##### DATA PROVIDED
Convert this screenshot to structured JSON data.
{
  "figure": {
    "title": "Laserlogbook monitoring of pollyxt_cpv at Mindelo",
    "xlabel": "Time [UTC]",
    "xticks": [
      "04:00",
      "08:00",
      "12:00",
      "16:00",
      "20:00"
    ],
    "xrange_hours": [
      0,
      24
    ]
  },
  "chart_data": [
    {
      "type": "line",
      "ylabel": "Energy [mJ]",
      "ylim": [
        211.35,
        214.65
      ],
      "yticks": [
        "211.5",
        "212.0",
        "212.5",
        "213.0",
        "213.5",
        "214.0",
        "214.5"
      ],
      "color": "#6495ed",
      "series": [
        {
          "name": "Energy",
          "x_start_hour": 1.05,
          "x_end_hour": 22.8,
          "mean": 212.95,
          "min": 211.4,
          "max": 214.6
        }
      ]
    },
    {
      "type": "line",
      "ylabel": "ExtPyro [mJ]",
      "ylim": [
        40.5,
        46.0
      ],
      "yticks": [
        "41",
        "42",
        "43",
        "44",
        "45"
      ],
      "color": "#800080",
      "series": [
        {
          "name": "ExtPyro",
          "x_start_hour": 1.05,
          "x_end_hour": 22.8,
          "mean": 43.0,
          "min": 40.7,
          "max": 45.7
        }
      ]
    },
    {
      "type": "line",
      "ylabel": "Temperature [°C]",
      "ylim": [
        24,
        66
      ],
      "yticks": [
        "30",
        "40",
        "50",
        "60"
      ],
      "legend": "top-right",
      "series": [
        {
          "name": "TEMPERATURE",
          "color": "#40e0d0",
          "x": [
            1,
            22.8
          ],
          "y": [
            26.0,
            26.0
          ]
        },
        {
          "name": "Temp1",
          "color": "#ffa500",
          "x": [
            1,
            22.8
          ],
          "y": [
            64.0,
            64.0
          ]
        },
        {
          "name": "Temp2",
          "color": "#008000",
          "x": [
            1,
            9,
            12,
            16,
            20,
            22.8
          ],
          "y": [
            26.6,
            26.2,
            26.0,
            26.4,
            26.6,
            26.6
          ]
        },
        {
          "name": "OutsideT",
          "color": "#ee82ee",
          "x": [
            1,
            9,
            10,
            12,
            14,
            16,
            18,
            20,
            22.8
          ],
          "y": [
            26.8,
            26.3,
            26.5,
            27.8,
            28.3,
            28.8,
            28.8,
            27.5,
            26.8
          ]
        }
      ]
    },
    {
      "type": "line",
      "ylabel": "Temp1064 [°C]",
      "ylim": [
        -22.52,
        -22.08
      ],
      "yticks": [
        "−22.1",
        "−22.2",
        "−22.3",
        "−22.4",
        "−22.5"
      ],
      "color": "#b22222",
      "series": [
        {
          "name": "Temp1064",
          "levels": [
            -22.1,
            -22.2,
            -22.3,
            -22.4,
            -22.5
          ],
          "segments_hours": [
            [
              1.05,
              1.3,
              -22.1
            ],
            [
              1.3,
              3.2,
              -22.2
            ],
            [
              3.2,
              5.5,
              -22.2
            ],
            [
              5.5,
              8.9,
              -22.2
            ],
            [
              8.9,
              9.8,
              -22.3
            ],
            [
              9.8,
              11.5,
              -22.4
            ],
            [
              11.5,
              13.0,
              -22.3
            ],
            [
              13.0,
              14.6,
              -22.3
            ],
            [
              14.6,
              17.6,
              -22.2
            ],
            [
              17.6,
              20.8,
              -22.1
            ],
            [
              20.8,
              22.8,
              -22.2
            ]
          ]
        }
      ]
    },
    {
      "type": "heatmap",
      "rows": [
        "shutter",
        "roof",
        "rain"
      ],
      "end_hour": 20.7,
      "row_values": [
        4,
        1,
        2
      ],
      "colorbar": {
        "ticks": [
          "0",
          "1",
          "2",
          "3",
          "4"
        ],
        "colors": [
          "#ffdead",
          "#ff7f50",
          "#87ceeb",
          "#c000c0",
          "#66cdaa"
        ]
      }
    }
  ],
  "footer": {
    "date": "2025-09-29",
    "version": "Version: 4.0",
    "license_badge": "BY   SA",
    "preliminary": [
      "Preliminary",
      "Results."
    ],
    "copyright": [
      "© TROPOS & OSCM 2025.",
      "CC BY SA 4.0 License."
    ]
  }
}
##########
● **GIVEN PROBLEM**:
Extract each entry in full and write it down exactly.

● **ANSWER FOR THE TASK**:
Convert this screenshot to structured JSON data.
{
  "figure": {
    "title": "Laserlogbook monitoring of pollyxt_cpv at Mindelo",
    "xlabel": "Time [UTC]",
    "xticks": [
      "04:00",
      "08:00",
      "12:00",
      "16:00",
      "20:00"
    ],
    "xrange_hours": [
      0,
      24
    ]
  },
  "chart_data": [
    {
      "type": "line",
      "ylabel": "Energy [mJ]",
      "ylim": [
        211.35,
        214.65
      ],
      "yticks": [
        "211.5",
        "212.0",
        "212.5",
        "213.0",
        "213.5",
        "214.0",
        "214.5"
      ],
      "color": "#6495ed",
      "series": [
        {
          "name": "Energy",
          "x_start_hour": 1.05,
          "x_end_hour": 22.8,
          "mean": 212.95,
          "min": 211.4,
          "max": 214.6
        }
      ]
    },
    {
      "type": "line",
      "ylabel": "ExtPyro [mJ]",
      "ylim": [
        40.5,
        46.0
      ],
      "yticks": [
        "41",
        "42",
        "43",
        "44",
        "45"
      ],
      "color": "#800080",
      "series": [
        {
          "name": "ExtPyro",
          "x_start_hour": 1.05,
          "x_end_hour": 22.8,
          "mean": 43.0,
          "min": 40.7,
          "max": 45.7
        }
      ]
    },
    {
      "type": "line",
      "ylabel": "Temperature [°C]",
      "ylim": [
        24,
        66
      ],
      "yticks": [
        "30",
        "40",
        "50",
        "60"
      ],
      "legend": "top-right",
      "series": [
        {
          "name": "TEMPERATURE",
          "color": "#40e0d0",
          "x": [
            1,
            22.8
          ],
          "y": [
            26.0,
            26.0
          ]
        },
        {
          "name": "Temp1",
          "color": "#ffa500",
          "x": [
            1,
            22.8
          ],
          "y": [
            64.0,
            64.0
          ]
        },
        {
          "name": "Temp2",
          "color": "#008000",
          "x": [
            1,
            9,
            12,
            16,
            20,
            22.8
          ],
          "y": [
            26.6,
            26.2,
            26.0,
            26.4,
            26.6,
            26.6
          ]
        },
        {
          "name": "OutsideT",
          "color": "#ee82ee",
          "x": [
            1,
            9,
            10,
            12,
            14,
            16,
            18,
            20,
            22.8
          ],
          "y": [
            26.8,
            26.3,
            26.5,
            27.8,
            28.3,
            28.8,
            28.8,
            27.5,
            26.8
          ]
        }
      ]
    },
    {
      "type": "line",
      "ylabel": "Temp1064 [°C]",
      "ylim": [
        -22.52,
        -22.08
      ],
      "yticks": [
        "−22.1",
        "−22.2",
        "−22.3",
        "−22.4",
        "−22.5"
      ],
      "color": "#b22222",
      "series": [
        {
          "name": "Temp1064",
          "levels": [
            -22.1,
            -22.2,
            -22.3,
            -22.4,
            -22.5
          ],
          "segments_hours": [
            [
              1.05,
              1.3,
              -22.1
            ],
            [
              1.3,
              3.2,
              -22.2
            ],
            [
              3.2,
              5.5,
              -22.2
            ],
            [
              5.5,
              8.9,
              -22.2
            ],
            [
              8.9,
              9.8,
              -22.3
            ],
            [
              9.8,
              11.5,
              -22.4
            ],
            [
              11.5,
              13.0,
              -22.3
            ],
            [
              13.0,
              14.6,
              -22.3
            ],
            [
              14.6,
              17.6,
              -22.2
            ],
            [
              17.6,
              20.8,
              -22.1
            ],
            [
              20.8,
              22.8,
              -22.2
            ]
          ]
        }
      ]
    },
    {
      "type": "heatmap",
      "rows": [
        "shutter",
        "roof",
        "rain"
      ],
      "end_hour": 20.7,
      "row_values": [
        4,
        1,
        2
      ],
      "colorbar": {
        "ticks": [
          "0",
          "1",
          "2",
          "3",
          "4"
        ],
        "colors": [
          "#ffdead",
          "#ff7f50",
          "#87ceeb",
          "#c000c0",
          "#66cdaa"
        ]
      }
    }
  ],
  "footer": {
    "date": "2025-09-29",
    "version": "Version: 4.0",
    "license_badge": "BY   SA",
    "preliminary": [
      "Preliminary",
      "Results."
    ],
    "copyright": [
      "© TROPOS & OSCM 2025.",
      "CC BY SA 4.0 License."
    ]
  }
}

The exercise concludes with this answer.